Stated task:
Pull out every line below holding the word "type".

══ Task data ══

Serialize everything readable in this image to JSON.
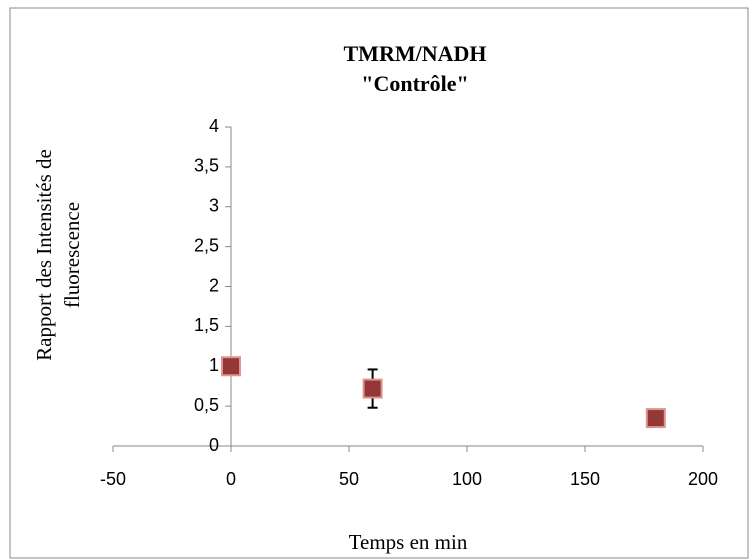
{
  "chart_data": {
    "type": "scatter",
    "title": [
      "TMRM/NADH",
      "\"Contrôle\""
    ],
    "ylabel": [
      "Rapport des Intensités  de",
      "fluorescence"
    ],
    "xlabel": "Temps en min",
    "x": [
      0,
      60,
      180
    ],
    "values": [
      1,
      0.72,
      0.35
    ],
    "errors": [
      0,
      0.24,
      0
    ],
    "color": "#953735",
    "xlim": [
      -50,
      200
    ],
    "xticks": [
      -50,
      0,
      50,
      100,
      150,
      200
    ],
    "ylim": [
      0,
      4
    ],
    "yticks": [
      0,
      {
        "value": 0.5,
        "label": "0,5"
      },
      1,
      {
        "value": 1.5,
        "label": "1,5"
      },
      2,
      {
        "value": 2.5,
        "label": "2,5"
      },
      3,
      {
        "value": 3.5,
        "label": "3,5"
      },
      4
    ]
  }
}
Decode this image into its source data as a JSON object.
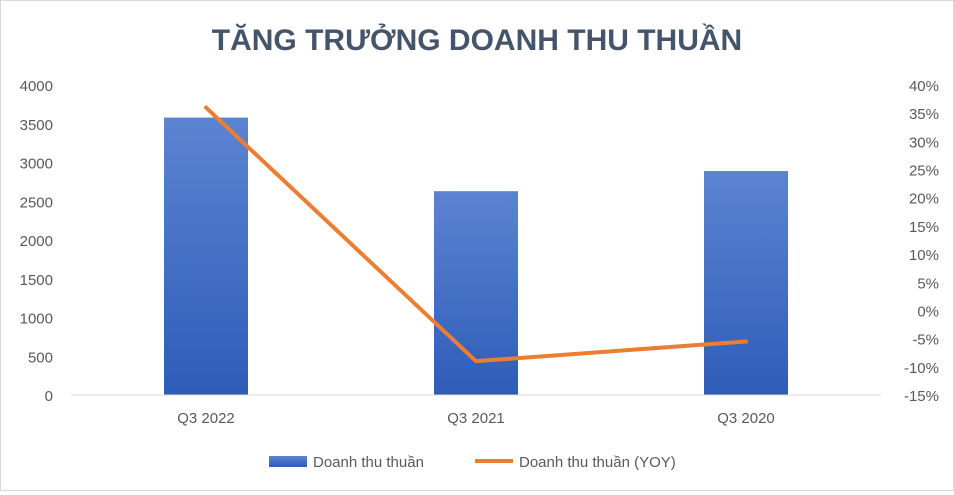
{
  "chart_data": {
    "type": "bar",
    "title": "TĂNG TRƯỞNG DOANH THU THUẦN",
    "categories": [
      "Q3 2022",
      "Q3 2021",
      "Q3 2020"
    ],
    "series": [
      {
        "name": "Doanh thu thuần",
        "type": "bar",
        "axis": "left",
        "values": [
          3580,
          2630,
          2890
        ]
      },
      {
        "name": "Doanh thu thuần (YOY)",
        "type": "line",
        "axis": "right",
        "values": [
          0.36,
          -0.09,
          -0.055
        ]
      }
    ],
    "y_left": {
      "ylim": [
        0,
        4000
      ],
      "ticks": [
        "0",
        "500",
        "1000",
        "1500",
        "2000",
        "2500",
        "3000",
        "3500",
        "4000"
      ]
    },
    "y_right": {
      "ylim": [
        -0.15,
        0.4
      ],
      "ticks": [
        "-15%",
        "-10%",
        "-5%",
        "0%",
        "5%",
        "10%",
        "15%",
        "20%",
        "25%",
        "30%",
        "35%",
        "40%"
      ]
    },
    "grid": false,
    "legend_position": "bottom",
    "colors": {
      "bar": "#4472c4",
      "bar_top": "#5b84d1",
      "bar_bottom": "#2e5cb8",
      "line": "#ed7d31",
      "axis": "#d9d9d9",
      "title": "#44546a",
      "text": "#595959"
    }
  }
}
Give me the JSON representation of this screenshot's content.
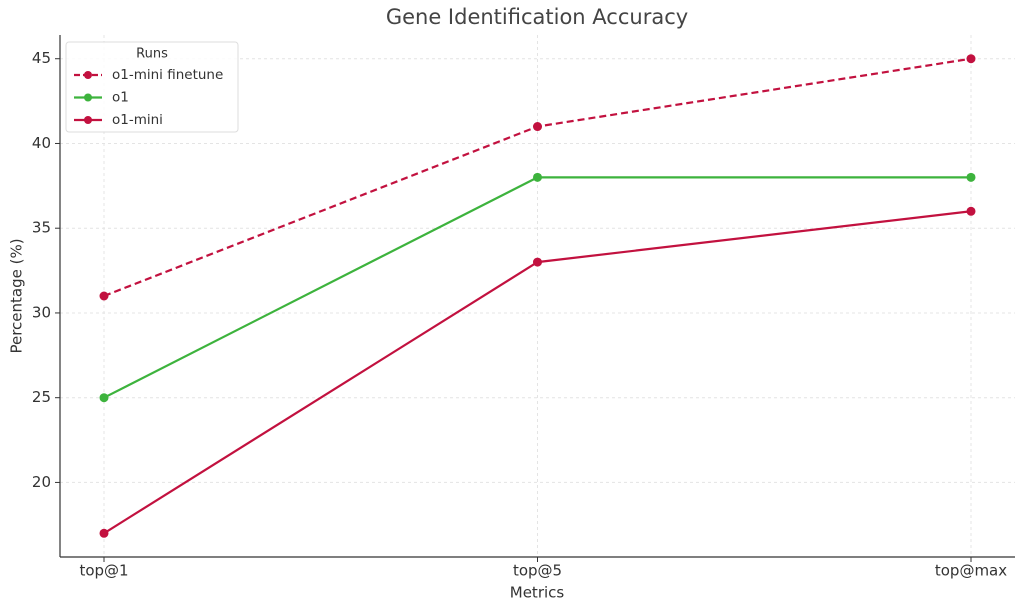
{
  "chart_data": {
    "type": "line",
    "title": "Gene Identification Accuracy",
    "x_label": "Metrics",
    "y_label": "Percentage (%)",
    "categories": [
      "top@1",
      "top@5",
      "top@max"
    ],
    "series": [
      {
        "name": "o1-mini finetune",
        "color": "#c2113f",
        "linestyle": "dashed",
        "values": [
          31,
          41,
          45
        ]
      },
      {
        "name": "o1",
        "color": "#3db33d",
        "linestyle": "solid",
        "values": [
          25,
          38,
          38
        ]
      },
      {
        "name": "o1-mini",
        "color": "#c2113f",
        "linestyle": "solid",
        "values": [
          17,
          33,
          36
        ]
      }
    ],
    "ylim": [
      15.6,
      46.4
    ],
    "yticks": [
      20,
      25,
      30,
      35,
      40,
      45
    ],
    "grid": true,
    "legend_title": "Runs",
    "legend_position": "upper left"
  }
}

═══

Response for this exercise:
    "type": "scatter",
    "type": "bar",
        "type": "bar",
        "type": "line",
    "type": "line",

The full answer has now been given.